▶ **The problem**:
Your task is to repeat the entries word for word while leaving out the pictures.

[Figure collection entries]
►

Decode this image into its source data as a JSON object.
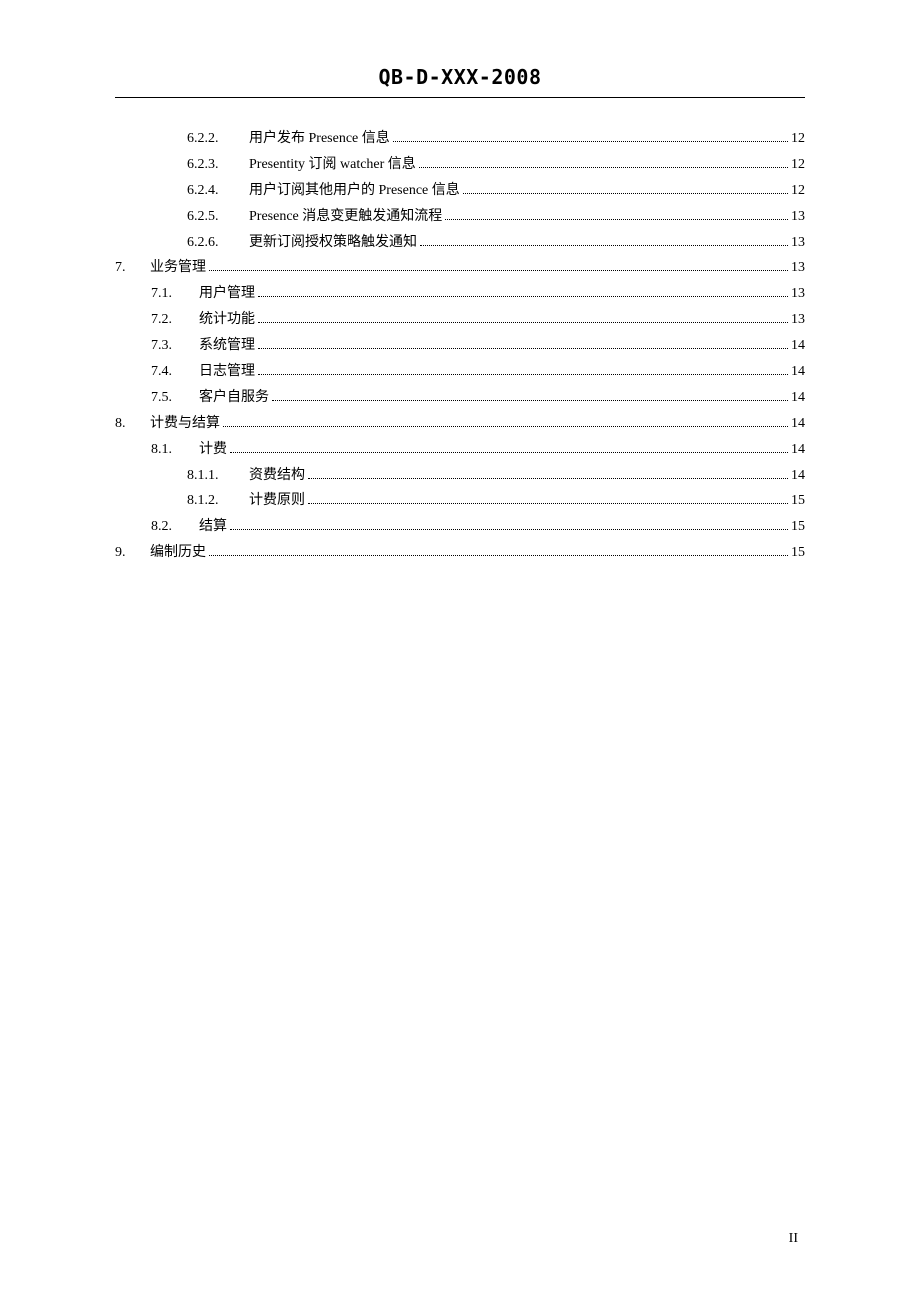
{
  "header": "QB-D-XXX-2008",
  "page_number": "II",
  "toc_entries": [
    {
      "level": 3,
      "number": "6.2.2.",
      "text": "用户发布 Presence 信息 ",
      "page": "12"
    },
    {
      "level": 3,
      "number": "6.2.3.",
      "text": "Presentity 订阅 watcher 信息",
      "page": "12"
    },
    {
      "level": 3,
      "number": "6.2.4.",
      "text": "用户订阅其他用户的 Presence 信息 ",
      "page": "12"
    },
    {
      "level": 3,
      "number": "6.2.5.",
      "text": "Presence 消息变更触发通知流程 ",
      "page": "13"
    },
    {
      "level": 3,
      "number": "6.2.6.",
      "text": "更新订阅授权策略触发通知",
      "page": "13"
    },
    {
      "level": 1,
      "number": "7.",
      "text": "业务管理",
      "page": "13"
    },
    {
      "level": 2,
      "number": "7.1.",
      "text": "用户管理",
      "page": "13"
    },
    {
      "level": 2,
      "number": "7.2.",
      "text": "统计功能",
      "page": "13"
    },
    {
      "level": 2,
      "number": "7.3.",
      "text": "系统管理",
      "page": "14"
    },
    {
      "level": 2,
      "number": "7.4.",
      "text": "日志管理",
      "page": "14"
    },
    {
      "level": 2,
      "number": "7.5.",
      "text": "客户自服务",
      "page": "14"
    },
    {
      "level": 1,
      "number": "8.",
      "text": "计费与结算",
      "page": "14"
    },
    {
      "level": 2,
      "number": "8.1.",
      "text": "计费",
      "page": "14"
    },
    {
      "level": 3,
      "number": "8.1.1.",
      "text": "资费结构",
      "page": "14"
    },
    {
      "level": 3,
      "number": "8.1.2.",
      "text": "计费原则",
      "page": "15"
    },
    {
      "level": 2,
      "number": "8.2.",
      "text": "结算",
      "page": "15"
    },
    {
      "level": 1,
      "number": "9.",
      "text": "编制历史",
      "page": "15"
    }
  ]
}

◄

▶ **Output for this task**:
Decode this image into its source data as a JSON object.
{
  "header": "QB-D-XXX-2008",
  "page_number": "II",
  "toc_entries": [
    {
      "level": 3,
      "number": "6.2.2.",
      "text": "用户发布 Presence 信息 ",
      "page": "12"
    },
    {
      "level": 3,
      "number": "6.2.3.",
      "text": "Presentity 订阅 watcher 信息",
      "page": "12"
    },
    {
      "level": 3,
      "number": "6.2.4.",
      "text": "用户订阅其他用户的 Presence 信息 ",
      "page": "12"
    },
    {
      "level": 3,
      "number": "6.2.5.",
      "text": "Presence 消息变更触发通知流程 ",
      "page": "13"
    },
    {
      "level": 3,
      "number": "6.2.6.",
      "text": "更新订阅授权策略触发通知",
      "page": "13"
    },
    {
      "level": 1,
      "number": "7.",
      "text": "业务管理",
      "page": "13"
    },
    {
      "level": 2,
      "number": "7.1.",
      "text": "用户管理",
      "page": "13"
    },
    {
      "level": 2,
      "number": "7.2.",
      "text": "统计功能",
      "page": "13"
    },
    {
      "level": 2,
      "number": "7.3.",
      "text": "系统管理",
      "page": "14"
    },
    {
      "level": 2,
      "number": "7.4.",
      "text": "日志管理",
      "page": "14"
    },
    {
      "level": 2,
      "number": "7.5.",
      "text": "客户自服务",
      "page": "14"
    },
    {
      "level": 1,
      "number": "8.",
      "text": "计费与结算",
      "page": "14"
    },
    {
      "level": 2,
      "number": "8.1.",
      "text": "计费",
      "page": "14"
    },
    {
      "level": 3,
      "number": "8.1.1.",
      "text": "资费结构",
      "page": "14"
    },
    {
      "level": 3,
      "number": "8.1.2.",
      "text": "计费原则",
      "page": "15"
    },
    {
      "level": 2,
      "number": "8.2.",
      "text": "结算",
      "page": "15"
    },
    {
      "level": 1,
      "number": "9.",
      "text": "编制历史",
      "page": "15"
    }
  ]
}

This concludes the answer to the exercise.